◆ Task details: Write out each line in which the string "name" is present.

Data entries for graphics
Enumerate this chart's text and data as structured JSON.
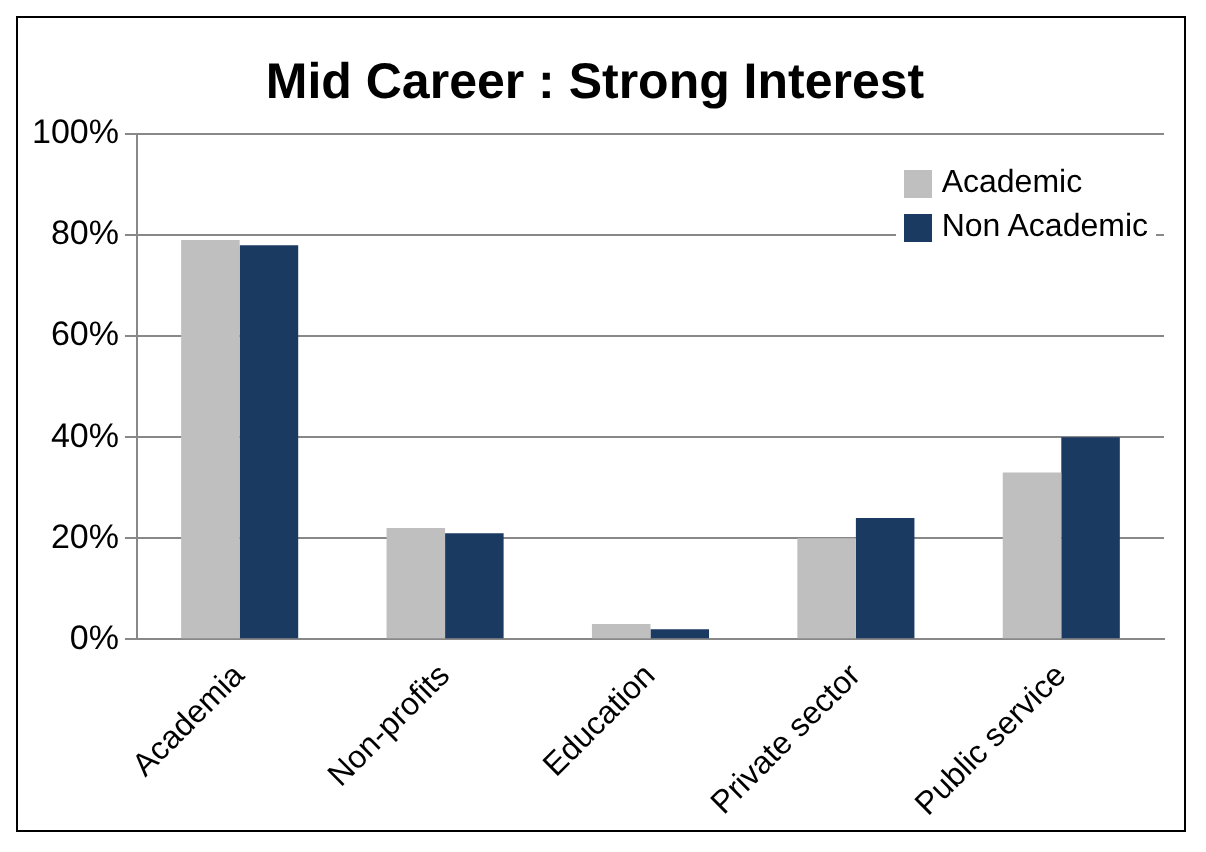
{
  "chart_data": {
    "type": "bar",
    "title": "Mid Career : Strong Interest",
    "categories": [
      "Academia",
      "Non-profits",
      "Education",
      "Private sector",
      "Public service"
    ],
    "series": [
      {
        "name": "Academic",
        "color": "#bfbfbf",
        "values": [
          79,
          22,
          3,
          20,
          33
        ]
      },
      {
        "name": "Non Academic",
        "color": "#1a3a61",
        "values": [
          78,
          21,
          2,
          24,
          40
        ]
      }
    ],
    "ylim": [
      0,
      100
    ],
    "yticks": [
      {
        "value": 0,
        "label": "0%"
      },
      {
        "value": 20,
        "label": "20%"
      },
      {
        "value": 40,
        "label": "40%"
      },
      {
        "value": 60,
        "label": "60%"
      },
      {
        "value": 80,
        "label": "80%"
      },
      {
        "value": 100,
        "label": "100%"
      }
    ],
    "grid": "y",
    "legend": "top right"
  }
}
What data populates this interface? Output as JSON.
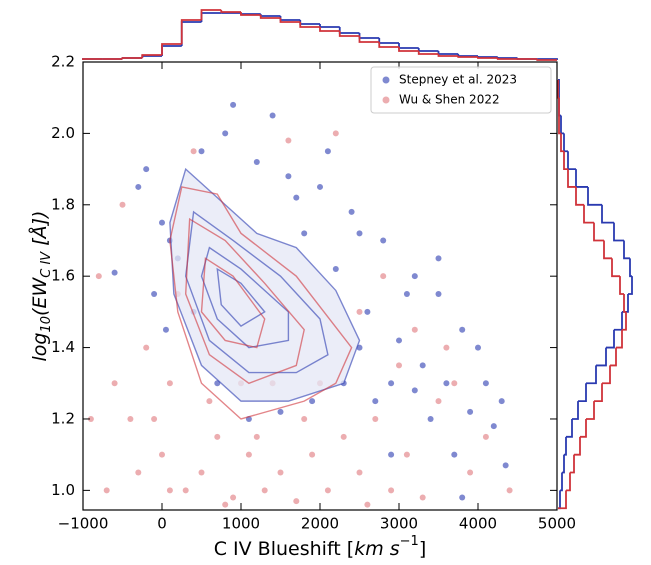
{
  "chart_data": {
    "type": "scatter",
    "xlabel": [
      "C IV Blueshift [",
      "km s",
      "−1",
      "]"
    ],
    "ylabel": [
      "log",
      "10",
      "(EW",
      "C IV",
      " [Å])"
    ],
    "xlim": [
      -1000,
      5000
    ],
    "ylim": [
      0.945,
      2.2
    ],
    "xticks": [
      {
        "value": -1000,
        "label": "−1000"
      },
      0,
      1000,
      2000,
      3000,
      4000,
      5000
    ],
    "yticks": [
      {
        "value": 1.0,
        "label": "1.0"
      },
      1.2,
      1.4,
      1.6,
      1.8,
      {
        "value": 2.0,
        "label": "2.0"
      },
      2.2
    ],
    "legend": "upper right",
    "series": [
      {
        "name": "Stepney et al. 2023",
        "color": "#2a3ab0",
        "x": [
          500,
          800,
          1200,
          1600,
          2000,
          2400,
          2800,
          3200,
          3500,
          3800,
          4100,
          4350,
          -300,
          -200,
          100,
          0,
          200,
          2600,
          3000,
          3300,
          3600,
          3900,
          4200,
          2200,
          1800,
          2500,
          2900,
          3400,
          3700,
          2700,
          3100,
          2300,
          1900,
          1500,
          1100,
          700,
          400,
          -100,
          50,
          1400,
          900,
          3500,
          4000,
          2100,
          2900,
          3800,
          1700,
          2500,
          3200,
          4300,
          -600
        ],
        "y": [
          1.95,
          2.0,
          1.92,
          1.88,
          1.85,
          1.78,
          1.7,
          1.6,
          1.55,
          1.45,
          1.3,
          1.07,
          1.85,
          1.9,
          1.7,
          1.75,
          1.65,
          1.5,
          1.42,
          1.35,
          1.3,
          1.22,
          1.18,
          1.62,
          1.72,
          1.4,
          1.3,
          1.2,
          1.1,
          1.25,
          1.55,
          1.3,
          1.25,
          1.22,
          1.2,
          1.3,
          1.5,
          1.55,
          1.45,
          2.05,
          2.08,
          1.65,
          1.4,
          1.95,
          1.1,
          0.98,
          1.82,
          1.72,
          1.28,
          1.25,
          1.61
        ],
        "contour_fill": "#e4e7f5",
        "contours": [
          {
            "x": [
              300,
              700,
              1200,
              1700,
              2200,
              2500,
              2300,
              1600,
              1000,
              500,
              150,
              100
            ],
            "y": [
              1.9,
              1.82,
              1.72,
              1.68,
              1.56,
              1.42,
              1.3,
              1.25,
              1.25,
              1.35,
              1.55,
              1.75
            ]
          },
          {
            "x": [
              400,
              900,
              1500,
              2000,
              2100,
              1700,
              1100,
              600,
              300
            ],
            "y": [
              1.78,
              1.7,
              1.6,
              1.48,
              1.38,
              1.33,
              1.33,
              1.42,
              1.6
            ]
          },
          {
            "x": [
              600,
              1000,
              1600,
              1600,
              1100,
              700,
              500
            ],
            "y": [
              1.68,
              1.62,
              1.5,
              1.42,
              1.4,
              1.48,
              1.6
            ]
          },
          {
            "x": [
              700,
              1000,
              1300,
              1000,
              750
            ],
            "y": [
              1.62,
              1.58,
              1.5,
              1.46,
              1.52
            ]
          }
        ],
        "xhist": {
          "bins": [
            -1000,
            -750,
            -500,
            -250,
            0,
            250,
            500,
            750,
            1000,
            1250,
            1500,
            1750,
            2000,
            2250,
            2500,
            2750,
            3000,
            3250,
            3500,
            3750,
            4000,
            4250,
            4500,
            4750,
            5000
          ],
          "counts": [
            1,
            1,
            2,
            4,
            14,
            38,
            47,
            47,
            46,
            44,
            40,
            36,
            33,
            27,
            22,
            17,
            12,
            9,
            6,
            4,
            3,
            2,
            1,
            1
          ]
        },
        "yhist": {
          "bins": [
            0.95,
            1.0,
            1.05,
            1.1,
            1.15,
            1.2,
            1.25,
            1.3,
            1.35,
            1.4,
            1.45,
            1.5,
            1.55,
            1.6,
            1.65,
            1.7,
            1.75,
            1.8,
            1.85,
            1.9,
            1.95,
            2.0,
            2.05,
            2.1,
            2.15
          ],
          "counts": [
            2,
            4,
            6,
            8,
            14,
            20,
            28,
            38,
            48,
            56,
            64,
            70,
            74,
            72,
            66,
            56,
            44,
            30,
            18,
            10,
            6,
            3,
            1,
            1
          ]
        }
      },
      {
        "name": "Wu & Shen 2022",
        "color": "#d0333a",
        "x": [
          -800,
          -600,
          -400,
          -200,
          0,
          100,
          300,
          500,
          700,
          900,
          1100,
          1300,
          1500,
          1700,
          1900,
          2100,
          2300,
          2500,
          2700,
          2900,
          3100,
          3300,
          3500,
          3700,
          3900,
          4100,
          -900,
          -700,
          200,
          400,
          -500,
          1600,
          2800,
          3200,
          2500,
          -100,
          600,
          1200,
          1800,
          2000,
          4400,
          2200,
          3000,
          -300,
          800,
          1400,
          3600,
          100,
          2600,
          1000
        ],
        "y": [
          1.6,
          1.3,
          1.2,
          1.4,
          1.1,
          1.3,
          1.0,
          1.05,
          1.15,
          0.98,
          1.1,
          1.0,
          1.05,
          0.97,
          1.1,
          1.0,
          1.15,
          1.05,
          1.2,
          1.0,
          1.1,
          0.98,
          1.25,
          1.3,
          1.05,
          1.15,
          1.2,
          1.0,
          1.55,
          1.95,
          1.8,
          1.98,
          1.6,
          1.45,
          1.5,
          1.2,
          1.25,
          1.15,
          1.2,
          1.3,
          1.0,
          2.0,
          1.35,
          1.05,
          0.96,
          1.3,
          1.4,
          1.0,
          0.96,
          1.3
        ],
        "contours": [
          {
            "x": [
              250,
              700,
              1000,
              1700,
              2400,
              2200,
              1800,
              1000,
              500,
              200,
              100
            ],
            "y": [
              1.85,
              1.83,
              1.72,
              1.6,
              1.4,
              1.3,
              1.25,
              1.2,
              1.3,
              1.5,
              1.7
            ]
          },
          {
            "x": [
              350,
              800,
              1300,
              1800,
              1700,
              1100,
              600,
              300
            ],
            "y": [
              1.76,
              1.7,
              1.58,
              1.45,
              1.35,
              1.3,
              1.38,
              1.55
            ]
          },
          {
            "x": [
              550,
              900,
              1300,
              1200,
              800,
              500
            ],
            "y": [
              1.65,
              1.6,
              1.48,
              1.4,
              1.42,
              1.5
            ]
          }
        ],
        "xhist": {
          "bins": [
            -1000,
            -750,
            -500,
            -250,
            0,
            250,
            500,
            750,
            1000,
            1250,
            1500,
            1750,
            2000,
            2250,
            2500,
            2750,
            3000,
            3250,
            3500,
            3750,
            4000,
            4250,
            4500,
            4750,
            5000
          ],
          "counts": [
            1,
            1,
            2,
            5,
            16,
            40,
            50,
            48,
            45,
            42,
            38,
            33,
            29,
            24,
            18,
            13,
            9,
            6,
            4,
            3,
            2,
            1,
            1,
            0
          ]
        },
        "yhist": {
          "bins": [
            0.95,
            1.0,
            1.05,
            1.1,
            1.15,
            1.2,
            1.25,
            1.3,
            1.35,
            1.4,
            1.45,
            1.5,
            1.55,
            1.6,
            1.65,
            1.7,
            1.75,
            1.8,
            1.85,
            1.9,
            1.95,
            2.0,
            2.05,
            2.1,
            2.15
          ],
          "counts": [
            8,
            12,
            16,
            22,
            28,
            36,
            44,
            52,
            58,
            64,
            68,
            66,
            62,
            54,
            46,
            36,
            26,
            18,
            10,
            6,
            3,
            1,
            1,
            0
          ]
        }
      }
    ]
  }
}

◆ Exercise response:
        "name": "Academic",
        "name": "Non Academic",
        "name": "Stepney et al. 2023",
        "name": "Wu & Shen 2022",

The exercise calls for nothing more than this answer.